Task details: Repeat the data verbatim.

Supplied material:
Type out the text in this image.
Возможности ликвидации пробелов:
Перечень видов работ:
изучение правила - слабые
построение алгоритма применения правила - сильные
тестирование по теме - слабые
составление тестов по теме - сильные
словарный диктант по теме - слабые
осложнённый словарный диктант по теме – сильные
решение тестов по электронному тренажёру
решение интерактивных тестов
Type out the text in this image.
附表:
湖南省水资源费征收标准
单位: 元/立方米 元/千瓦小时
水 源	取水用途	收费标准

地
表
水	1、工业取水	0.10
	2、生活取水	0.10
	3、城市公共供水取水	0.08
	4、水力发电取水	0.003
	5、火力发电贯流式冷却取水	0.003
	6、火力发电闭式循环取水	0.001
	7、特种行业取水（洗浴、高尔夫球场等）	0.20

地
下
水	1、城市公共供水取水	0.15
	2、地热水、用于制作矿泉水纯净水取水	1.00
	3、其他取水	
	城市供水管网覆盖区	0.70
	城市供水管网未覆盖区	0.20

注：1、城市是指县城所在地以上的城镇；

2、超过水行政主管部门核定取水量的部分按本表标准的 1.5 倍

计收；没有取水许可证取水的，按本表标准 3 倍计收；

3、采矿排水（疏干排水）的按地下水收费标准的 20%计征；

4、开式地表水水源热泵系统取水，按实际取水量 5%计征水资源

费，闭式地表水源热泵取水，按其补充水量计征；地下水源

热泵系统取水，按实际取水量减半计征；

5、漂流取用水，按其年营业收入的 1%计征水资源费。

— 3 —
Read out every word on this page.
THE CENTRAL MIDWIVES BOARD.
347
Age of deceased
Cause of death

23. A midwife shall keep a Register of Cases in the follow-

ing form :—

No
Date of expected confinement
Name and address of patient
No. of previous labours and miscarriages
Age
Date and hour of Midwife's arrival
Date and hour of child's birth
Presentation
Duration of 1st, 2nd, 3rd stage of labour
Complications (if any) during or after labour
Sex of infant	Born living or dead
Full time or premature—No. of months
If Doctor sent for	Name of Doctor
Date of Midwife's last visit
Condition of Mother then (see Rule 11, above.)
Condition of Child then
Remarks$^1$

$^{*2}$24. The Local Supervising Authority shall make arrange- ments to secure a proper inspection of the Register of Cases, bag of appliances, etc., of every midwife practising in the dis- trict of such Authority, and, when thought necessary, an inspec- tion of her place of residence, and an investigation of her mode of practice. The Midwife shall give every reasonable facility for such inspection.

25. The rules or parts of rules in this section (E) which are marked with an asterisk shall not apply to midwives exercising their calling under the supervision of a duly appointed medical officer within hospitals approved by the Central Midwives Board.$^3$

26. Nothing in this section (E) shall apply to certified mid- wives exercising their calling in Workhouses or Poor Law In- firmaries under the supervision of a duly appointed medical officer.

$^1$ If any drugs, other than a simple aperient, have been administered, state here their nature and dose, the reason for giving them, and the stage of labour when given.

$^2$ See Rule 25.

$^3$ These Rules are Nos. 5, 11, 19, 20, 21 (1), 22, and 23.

Response:
Type out the text in this image.
Возможности ликвидации пробелов:
Перечень видов работ:
изучение правила - слабые
построение алгоритма применения правила - сильные
тестирование по теме - слабые
составление тестов по теме - сильные
словарный диктант по теме - слабые
осложнённый словарный диктант по теме – сильные
решение тестов по электронному тренажёру
решение интерактивных тестов
Type out the text in this image.
附表:
湖南省水资源费征收标准
单位: 元/立方米 元/千瓦小时
水 源	取水用途	收费标准

地
表
水	1、工业取水	0.10
	2、生活取水	0.10
	3、城市公共供水取水	0.08
	4、水力发电取水	0.003
	5、火力发电贯流式冷却取水	0.003
	6、火力发电闭式循环取水	0.001
	7、特种行业取水（洗浴、高尔夫球场等）	0.20

地
下
水	1、城市公共供水取水	0.15
	2、地热水、用于制作矿泉水纯净水取水	1.00
	3、其他取水	
	城市供水管网覆盖区	0.70
	城市供水管网未覆盖区	0.20

注：1、城市是指县城所在地以上的城镇；

2、超过水行政主管部门核定取水量的部分按本表标准的 1.5 倍

计收；没有取水许可证取水的，按本表标准 3 倍计收；

3、采矿排水（疏干排水）的按地下水收费标准的 20%计征；

4、开式地表水水源热泵系统取水，按实际取水量 5%计征水资源

费，闭式地表水源热泵取水，按其补充水量计征；地下水源

热泵系统取水，按实际取水量减半计征；

5、漂流取用水，按其年营业收入的 1%计征水资源费。

— 3 —
Read out every word on this page.
THE CENTRAL MIDWIVES BOARD.
347
Age of deceased
Cause of death

23. A midwife shall keep a Register of Cases in the follow-

ing form :—

No
Date of expected confinement
Name and address of patient
No. of previous labours and miscarriages
Age
Date and hour of Midwife's arrival
Date and hour of child's birth
Presentation
Duration of 1st, 2nd, 3rd stage of labour
Complications (if any) during or after labour
Sex of infant	Born living or dead
Full time or premature—No. of months
If Doctor sent for	Name of Doctor
Date of Midwife's last visit
Condition of Mother then (see Rule 11, above.)
Condition of Child then
Remarks$^1$

$^{*2}$24. The Local Supervising Authority shall make arrange- ments to secure a proper inspection of the Register of Cases, bag of appliances, etc., of every midwife practising in the dis- trict of such Authority, and, when thought necessary, an inspec- tion of her place of residence, and an investigation of her mode of practice. The Midwife shall give every reasonable facility for such inspection.

25. The rules or parts of rules in this section (E) which are marked with an asterisk shall not apply to midwives exercising their calling under the supervision of a duly appointed medical officer within hospitals approved by the Central Midwives Board.$^3$

26. Nothing in this section (E) shall apply to certified mid- wives exercising their calling in Workhouses or Poor Law In- firmaries under the supervision of a duly appointed medical officer.

$^1$ If any drugs, other than a simple aperient, have been administered, state here their nature and dose, the reason for giving them, and the stage of labour when given.

$^2$ See Rule 25.

$^3$ These Rules are Nos. 5, 11, 19, 20, 21 (1), 22, and 23.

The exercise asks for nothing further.